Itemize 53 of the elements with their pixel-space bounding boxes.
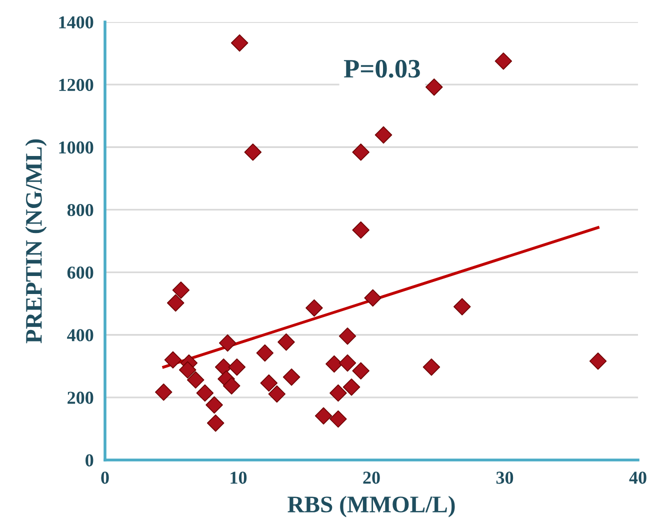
point xyxy=(178,361,196,379)
point xyxy=(330,410,347,428)
point xyxy=(206,414,224,432)
point xyxy=(374,126,392,144)
x-axis-title: RBS (MMOL/L) xyxy=(288,496,455,518)
point xyxy=(282,368,300,386)
point xyxy=(352,221,370,239)
y-axis-title: PREPTIN (NG/ML) xyxy=(25,139,47,344)
y-tick-label: 600 xyxy=(67,266,94,279)
point xyxy=(338,354,356,372)
point xyxy=(164,351,182,369)
point xyxy=(218,334,236,352)
point xyxy=(342,378,360,396)
point xyxy=(166,294,184,312)
point xyxy=(314,407,332,425)
point xyxy=(338,327,356,345)
point xyxy=(244,144,262,161)
point xyxy=(306,299,323,317)
point xyxy=(453,298,471,316)
x-tick-label: 10 xyxy=(230,472,247,484)
y-tick-label: 200 xyxy=(68,392,94,404)
point xyxy=(186,371,204,389)
point xyxy=(352,144,370,161)
point xyxy=(260,374,278,392)
x-tick-label: 0 xyxy=(101,472,109,484)
point xyxy=(154,383,172,401)
point xyxy=(222,377,240,394)
point xyxy=(422,358,440,376)
point xyxy=(326,355,343,373)
y-tick-label: 1200 xyxy=(59,78,94,92)
point xyxy=(494,52,512,70)
x-tick-label: 40 xyxy=(629,472,646,484)
point xyxy=(268,385,286,403)
point xyxy=(330,384,347,402)
point xyxy=(256,344,274,362)
y-tick-label: 1000 xyxy=(59,141,94,154)
point xyxy=(172,281,190,299)
point xyxy=(278,333,295,351)
y-tick-label: 400 xyxy=(67,329,94,342)
point xyxy=(196,384,214,402)
point xyxy=(364,289,382,307)
x-tick-label: 30 xyxy=(496,472,514,484)
y-tick-label: 800 xyxy=(67,204,94,216)
point xyxy=(425,78,443,96)
point xyxy=(352,362,370,380)
point xyxy=(228,358,246,376)
y-tick-label: 1400 xyxy=(59,16,94,28)
point xyxy=(206,396,223,414)
y-tick-label: 0 xyxy=(86,454,94,466)
annotation: P=0.03 xyxy=(344,60,420,78)
point xyxy=(589,352,607,370)
x-tick-label: 20 xyxy=(363,472,380,484)
point xyxy=(230,34,248,52)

*Your task*
Please rewrite the rows above, changing "PREPTIN (NG/ML)" to "PREPTIN LEVEL (NG/ML)" and leaving everything else the same. Omit the picture from your answer.

*Finished exercise*
Itemize 53 of the elements with their pixel-space bounding boxes.
point xyxy=(178,361,196,379)
point xyxy=(330,410,347,428)
point xyxy=(206,414,224,432)
point xyxy=(374,126,392,144)
x-axis-title: RBS (MMOL/L) xyxy=(288,496,455,518)
point xyxy=(282,368,300,386)
point xyxy=(352,221,370,239)
y-axis-title: PREPTIN LEVEL (NG/ML) xyxy=(25,139,47,344)
y-tick-label: 600 xyxy=(67,266,94,279)
point xyxy=(338,354,356,372)
point xyxy=(164,351,182,369)
point xyxy=(218,334,236,352)
point xyxy=(342,378,360,396)
point xyxy=(166,294,184,312)
point xyxy=(314,407,332,425)
point xyxy=(338,327,356,345)
point xyxy=(244,144,262,161)
point xyxy=(306,299,323,317)
point xyxy=(453,298,471,316)
x-tick-label: 10 xyxy=(230,472,247,484)
y-tick-label: 200 xyxy=(68,392,94,404)
point xyxy=(186,371,204,389)
point xyxy=(352,144,370,161)
point xyxy=(260,374,278,392)
x-tick-label: 0 xyxy=(101,472,109,484)
point xyxy=(154,383,172,401)
point xyxy=(222,377,240,394)
point xyxy=(422,358,440,376)
point xyxy=(326,355,343,373)
y-tick-label: 1200 xyxy=(59,78,94,92)
point xyxy=(494,52,512,70)
x-tick-label: 40 xyxy=(629,472,646,484)
point xyxy=(268,385,286,403)
point xyxy=(330,384,347,402)
point xyxy=(256,344,274,362)
y-tick-label: 1000 xyxy=(59,141,94,154)
point xyxy=(172,281,190,299)
point xyxy=(278,333,295,351)
y-tick-label: 400 xyxy=(67,329,94,342)
point xyxy=(196,384,214,402)
point xyxy=(364,289,382,307)
x-tick-label: 30 xyxy=(496,472,514,484)
y-tick-label: 800 xyxy=(67,204,94,216)
point xyxy=(425,78,443,96)
point xyxy=(352,362,370,380)
point xyxy=(228,358,246,376)
y-tick-label: 1400 xyxy=(59,16,94,28)
point xyxy=(206,396,223,414)
y-tick-label: 0 xyxy=(86,454,94,466)
annotation: P=0.03 xyxy=(344,60,420,78)
point xyxy=(589,352,607,370)
x-tick-label: 20 xyxy=(363,472,380,484)
point xyxy=(230,34,248,52)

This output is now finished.